[WHAT IS NEEDED] In the listing below, locate the lines that hold the string "dependent". Copy those lines.
## Start SOURCE DATA
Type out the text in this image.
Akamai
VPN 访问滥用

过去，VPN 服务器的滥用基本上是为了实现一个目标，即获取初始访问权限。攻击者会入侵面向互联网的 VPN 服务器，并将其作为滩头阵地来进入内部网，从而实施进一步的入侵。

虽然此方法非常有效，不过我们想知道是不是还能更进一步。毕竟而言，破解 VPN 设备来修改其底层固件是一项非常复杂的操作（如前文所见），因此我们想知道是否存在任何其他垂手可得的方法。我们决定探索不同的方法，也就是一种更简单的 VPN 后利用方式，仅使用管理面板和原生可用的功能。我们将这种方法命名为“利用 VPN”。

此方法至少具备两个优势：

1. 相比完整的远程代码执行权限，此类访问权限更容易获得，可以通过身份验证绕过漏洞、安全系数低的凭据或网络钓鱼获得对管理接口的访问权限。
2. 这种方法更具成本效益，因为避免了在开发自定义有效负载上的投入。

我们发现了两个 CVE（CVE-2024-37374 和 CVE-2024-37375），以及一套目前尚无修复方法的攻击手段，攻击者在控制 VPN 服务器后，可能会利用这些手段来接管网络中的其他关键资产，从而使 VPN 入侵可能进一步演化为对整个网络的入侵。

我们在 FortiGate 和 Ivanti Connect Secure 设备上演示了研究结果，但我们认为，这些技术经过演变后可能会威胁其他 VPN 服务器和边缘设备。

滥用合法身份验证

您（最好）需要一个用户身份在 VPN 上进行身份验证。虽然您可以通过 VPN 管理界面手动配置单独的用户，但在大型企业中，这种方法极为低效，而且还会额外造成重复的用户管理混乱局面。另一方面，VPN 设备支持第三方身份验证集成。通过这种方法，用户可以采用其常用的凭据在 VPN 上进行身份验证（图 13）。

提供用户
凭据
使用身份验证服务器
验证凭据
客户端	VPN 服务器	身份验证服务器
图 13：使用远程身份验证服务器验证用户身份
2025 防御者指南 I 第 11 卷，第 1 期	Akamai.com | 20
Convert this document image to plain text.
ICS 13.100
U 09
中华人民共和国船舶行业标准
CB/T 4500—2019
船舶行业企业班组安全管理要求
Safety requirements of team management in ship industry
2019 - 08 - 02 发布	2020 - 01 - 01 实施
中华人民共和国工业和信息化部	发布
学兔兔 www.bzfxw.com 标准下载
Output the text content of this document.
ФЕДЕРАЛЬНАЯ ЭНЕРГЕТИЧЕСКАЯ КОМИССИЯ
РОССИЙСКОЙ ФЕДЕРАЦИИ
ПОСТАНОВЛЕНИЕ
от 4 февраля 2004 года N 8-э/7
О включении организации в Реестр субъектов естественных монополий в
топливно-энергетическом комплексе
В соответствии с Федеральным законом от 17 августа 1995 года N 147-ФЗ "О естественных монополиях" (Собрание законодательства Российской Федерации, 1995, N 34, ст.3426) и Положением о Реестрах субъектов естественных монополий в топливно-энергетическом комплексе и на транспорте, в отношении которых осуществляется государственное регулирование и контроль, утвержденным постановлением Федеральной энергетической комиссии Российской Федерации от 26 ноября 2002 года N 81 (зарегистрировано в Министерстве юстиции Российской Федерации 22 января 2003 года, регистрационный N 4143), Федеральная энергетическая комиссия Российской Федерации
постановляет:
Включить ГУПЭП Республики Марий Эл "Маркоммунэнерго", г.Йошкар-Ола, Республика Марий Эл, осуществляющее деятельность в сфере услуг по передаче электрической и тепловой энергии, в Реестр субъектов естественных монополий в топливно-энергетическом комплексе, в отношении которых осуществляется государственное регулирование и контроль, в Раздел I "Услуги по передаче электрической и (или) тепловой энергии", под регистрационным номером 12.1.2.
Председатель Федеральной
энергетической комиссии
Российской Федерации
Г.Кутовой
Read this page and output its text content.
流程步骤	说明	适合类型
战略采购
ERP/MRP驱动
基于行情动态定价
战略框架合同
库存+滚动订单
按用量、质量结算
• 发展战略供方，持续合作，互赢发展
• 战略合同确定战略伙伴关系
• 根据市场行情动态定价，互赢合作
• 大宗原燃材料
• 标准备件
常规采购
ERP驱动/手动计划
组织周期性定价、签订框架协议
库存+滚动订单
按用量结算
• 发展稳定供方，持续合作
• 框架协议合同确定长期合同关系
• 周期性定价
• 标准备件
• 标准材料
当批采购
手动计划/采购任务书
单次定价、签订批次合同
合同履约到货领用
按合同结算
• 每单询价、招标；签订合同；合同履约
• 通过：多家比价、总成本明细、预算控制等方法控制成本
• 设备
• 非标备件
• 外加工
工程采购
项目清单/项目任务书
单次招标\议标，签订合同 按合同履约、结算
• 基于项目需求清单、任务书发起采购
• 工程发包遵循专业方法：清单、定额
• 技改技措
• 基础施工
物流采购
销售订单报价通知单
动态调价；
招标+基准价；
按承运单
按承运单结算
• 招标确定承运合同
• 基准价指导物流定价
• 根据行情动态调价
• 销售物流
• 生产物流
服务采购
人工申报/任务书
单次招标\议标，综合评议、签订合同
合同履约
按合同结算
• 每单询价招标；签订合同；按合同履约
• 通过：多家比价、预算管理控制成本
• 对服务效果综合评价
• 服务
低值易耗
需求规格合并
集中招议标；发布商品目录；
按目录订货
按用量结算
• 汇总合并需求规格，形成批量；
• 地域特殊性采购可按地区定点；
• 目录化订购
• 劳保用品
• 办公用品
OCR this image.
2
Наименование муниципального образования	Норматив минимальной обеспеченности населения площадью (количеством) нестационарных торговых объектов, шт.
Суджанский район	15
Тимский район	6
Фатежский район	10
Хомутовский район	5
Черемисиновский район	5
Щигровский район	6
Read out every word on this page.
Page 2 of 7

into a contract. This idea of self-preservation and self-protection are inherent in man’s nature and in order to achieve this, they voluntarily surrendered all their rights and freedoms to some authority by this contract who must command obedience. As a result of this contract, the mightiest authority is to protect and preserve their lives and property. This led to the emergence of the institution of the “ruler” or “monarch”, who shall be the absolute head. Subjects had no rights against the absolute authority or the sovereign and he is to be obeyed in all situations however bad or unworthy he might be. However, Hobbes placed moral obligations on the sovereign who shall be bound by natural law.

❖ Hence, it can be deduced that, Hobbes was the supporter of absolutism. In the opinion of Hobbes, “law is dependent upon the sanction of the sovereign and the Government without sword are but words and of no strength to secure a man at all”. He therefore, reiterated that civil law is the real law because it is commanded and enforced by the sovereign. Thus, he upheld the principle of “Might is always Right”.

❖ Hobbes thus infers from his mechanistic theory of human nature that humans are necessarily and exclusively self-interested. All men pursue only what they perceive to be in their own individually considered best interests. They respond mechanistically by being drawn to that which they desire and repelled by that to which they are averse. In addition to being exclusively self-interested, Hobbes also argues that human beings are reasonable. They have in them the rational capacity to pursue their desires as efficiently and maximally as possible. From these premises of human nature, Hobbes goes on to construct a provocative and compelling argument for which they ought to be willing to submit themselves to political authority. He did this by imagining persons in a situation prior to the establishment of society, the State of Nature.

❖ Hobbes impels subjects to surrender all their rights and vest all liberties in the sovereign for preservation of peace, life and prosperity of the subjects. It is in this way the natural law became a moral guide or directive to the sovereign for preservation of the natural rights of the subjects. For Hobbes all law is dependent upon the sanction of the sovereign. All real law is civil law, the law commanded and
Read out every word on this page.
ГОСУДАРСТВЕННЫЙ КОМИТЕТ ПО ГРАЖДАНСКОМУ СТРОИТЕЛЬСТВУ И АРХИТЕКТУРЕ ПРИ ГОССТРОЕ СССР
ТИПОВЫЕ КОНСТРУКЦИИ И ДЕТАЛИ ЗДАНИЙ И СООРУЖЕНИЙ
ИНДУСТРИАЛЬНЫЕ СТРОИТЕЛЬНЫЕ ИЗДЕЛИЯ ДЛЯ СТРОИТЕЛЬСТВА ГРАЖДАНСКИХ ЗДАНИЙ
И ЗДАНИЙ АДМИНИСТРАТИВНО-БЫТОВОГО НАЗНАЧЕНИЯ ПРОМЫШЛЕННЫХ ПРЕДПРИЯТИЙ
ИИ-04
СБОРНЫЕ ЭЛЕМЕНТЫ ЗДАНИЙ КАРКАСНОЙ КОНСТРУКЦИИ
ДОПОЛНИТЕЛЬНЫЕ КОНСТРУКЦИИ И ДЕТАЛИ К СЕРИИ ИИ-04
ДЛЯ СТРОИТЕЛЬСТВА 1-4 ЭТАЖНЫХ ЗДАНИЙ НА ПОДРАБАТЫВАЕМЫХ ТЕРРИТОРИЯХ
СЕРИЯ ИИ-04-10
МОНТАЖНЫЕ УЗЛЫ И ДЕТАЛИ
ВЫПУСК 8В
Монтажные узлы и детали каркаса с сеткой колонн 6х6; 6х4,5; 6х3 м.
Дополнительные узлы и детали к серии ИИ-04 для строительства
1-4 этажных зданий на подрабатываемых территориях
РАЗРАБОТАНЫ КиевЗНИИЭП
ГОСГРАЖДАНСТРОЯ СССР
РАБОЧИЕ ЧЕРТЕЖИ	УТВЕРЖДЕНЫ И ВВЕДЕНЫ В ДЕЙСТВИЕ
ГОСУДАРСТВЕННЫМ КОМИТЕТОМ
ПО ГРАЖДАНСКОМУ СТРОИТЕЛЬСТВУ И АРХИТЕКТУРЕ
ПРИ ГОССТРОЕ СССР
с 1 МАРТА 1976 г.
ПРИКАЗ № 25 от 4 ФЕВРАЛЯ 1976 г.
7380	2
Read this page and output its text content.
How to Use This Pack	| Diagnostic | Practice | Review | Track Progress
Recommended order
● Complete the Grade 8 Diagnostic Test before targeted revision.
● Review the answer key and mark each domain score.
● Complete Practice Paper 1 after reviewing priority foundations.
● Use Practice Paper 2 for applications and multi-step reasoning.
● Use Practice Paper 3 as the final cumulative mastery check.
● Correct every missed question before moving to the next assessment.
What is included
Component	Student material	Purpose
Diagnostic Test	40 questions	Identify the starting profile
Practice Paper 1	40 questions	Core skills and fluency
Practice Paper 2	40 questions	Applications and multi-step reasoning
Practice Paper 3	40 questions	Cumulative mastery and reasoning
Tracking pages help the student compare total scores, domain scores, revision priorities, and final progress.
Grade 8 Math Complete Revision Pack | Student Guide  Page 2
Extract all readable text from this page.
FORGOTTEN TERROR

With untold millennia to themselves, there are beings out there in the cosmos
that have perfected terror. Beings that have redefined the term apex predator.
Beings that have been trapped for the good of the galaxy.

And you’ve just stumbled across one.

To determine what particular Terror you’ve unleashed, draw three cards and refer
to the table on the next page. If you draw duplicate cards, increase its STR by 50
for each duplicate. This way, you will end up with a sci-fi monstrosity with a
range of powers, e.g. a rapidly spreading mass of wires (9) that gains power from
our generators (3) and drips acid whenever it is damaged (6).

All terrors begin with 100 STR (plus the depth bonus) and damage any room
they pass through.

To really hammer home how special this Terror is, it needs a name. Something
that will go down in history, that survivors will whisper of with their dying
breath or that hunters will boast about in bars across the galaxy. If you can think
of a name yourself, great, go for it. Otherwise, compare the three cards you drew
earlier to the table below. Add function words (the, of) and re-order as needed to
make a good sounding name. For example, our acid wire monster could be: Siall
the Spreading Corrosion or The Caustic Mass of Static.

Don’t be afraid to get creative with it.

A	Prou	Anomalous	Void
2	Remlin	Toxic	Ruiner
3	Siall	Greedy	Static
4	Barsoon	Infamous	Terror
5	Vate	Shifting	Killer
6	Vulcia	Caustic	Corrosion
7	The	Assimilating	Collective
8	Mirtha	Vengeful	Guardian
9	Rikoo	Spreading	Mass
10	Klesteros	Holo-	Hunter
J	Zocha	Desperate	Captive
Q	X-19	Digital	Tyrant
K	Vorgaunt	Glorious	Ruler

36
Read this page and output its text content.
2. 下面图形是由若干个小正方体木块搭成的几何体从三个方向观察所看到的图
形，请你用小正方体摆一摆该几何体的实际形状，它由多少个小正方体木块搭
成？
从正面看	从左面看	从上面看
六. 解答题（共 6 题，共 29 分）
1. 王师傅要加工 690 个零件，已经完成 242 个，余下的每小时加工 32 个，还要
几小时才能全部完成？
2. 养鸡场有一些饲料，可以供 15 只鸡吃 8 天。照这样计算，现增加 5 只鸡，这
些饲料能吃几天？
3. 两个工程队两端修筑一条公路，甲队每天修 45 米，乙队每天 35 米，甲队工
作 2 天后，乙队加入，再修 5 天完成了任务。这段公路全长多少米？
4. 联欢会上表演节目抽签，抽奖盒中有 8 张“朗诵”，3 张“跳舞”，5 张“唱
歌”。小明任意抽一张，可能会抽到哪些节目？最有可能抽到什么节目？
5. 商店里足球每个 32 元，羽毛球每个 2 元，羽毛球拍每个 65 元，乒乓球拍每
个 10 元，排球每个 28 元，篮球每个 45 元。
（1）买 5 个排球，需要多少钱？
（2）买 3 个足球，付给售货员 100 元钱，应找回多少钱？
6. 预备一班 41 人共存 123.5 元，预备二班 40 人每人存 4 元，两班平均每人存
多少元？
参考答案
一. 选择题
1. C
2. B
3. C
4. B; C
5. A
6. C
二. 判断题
## End SOURCE DATA
[WORKED SOLUTION]
❖ Hence, it can be deduced that, Hobbes was the supporter of absolutism. In the opinion of Hobbes, “law is dependent upon the sanction of the sovereign and the Government without sword are but words and of no strength to secure a man at all”. He therefore, reiterated that civil law is the real law because it is commanded and enforced by the sovereign. Thus, he upheld the principle of “Might is always Right”.
❖ Hobbes impels subjects to surrender all their rights and vest all liberties in the sovereign for preservation of peace, life and prosperity of the subjects. It is in this way the natural law became a moral guide or directive to the sovereign for preservation of the natural rights of the subjects. For Hobbes all law is dependent upon the sanction of the sovereign. All real law is civil law, the law commanded and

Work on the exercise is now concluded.